EXTRACTED MATERIAL:

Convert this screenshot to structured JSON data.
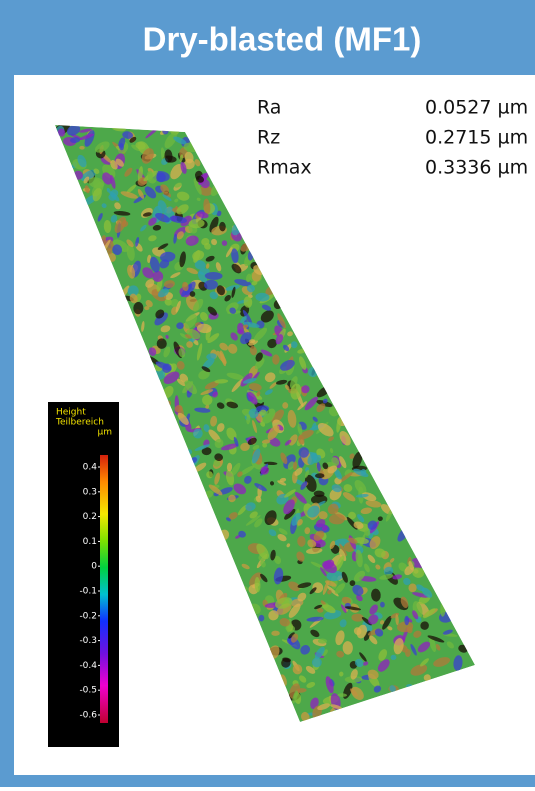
{
  "header": {
    "title": "Dry-blasted (MF1)"
  },
  "parameters": [
    {
      "name": "Ra",
      "value": "0.0527 µm"
    },
    {
      "name": "Rz",
      "value": "0.2715 µm"
    },
    {
      "name": "Rmax",
      "value": "0.3336 µm"
    }
  ],
  "colorbar": {
    "title": [
      "Height",
      "Teilbereich"
    ],
    "unit": "µm",
    "ticks": [
      "0.4",
      "0.3",
      "0.2",
      "0.1",
      "0",
      "-0.1",
      "-0.2",
      "-0.3",
      "-0.4",
      "-0.5",
      "-0.6"
    ]
  }
}
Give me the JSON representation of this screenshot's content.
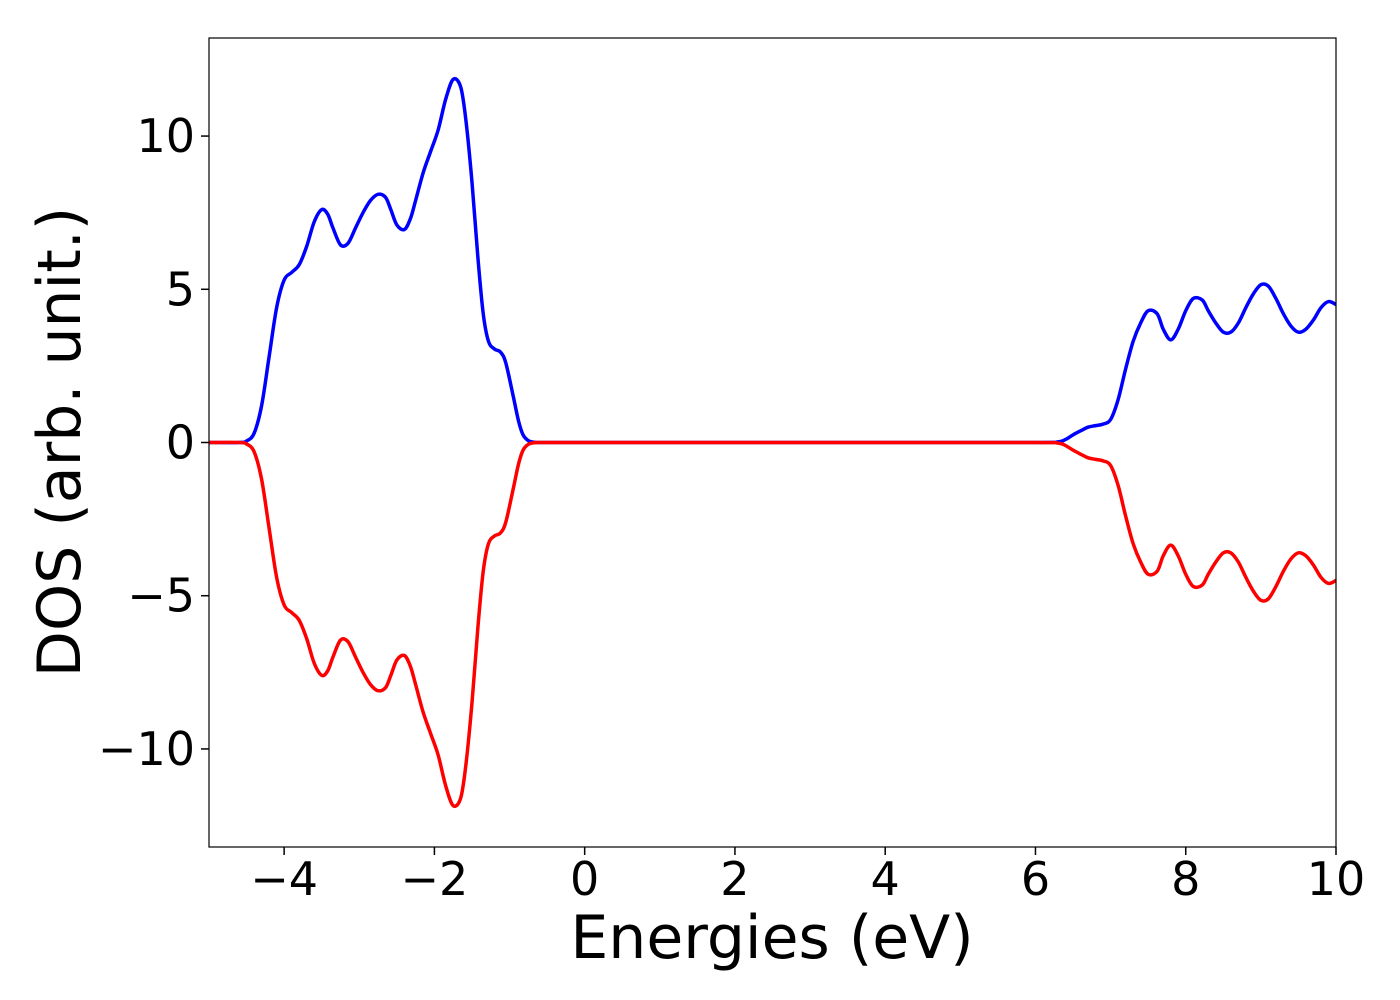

REQUEST:
The records above must be echoed exactly, minus their pictures.

ANSWER TO THIS TASK:
Convert this screenshot to structured JSON data.
{
  "header": {
    "title": "Dry-blasted (MF1)"
  },
  "parameters": [
    {
      "name": "Ra",
      "value": "0.0527 µm"
    },
    {
      "name": "Rz",
      "value": "0.2715 µm"
    },
    {
      "name": "Rmax",
      "value": "0.3336 µm"
    }
  ],
  "colorbar": {
    "title": [
      "Height",
      "Teilbereich"
    ],
    "unit": "µm",
    "ticks": [
      "0.4",
      "0.3",
      "0.2",
      "0.1",
      "0",
      "-0.1",
      "-0.2",
      "-0.3",
      "-0.4",
      "-0.5",
      "-0.6"
    ]
  }
}
Give me the JSON representation of this screenshot's content.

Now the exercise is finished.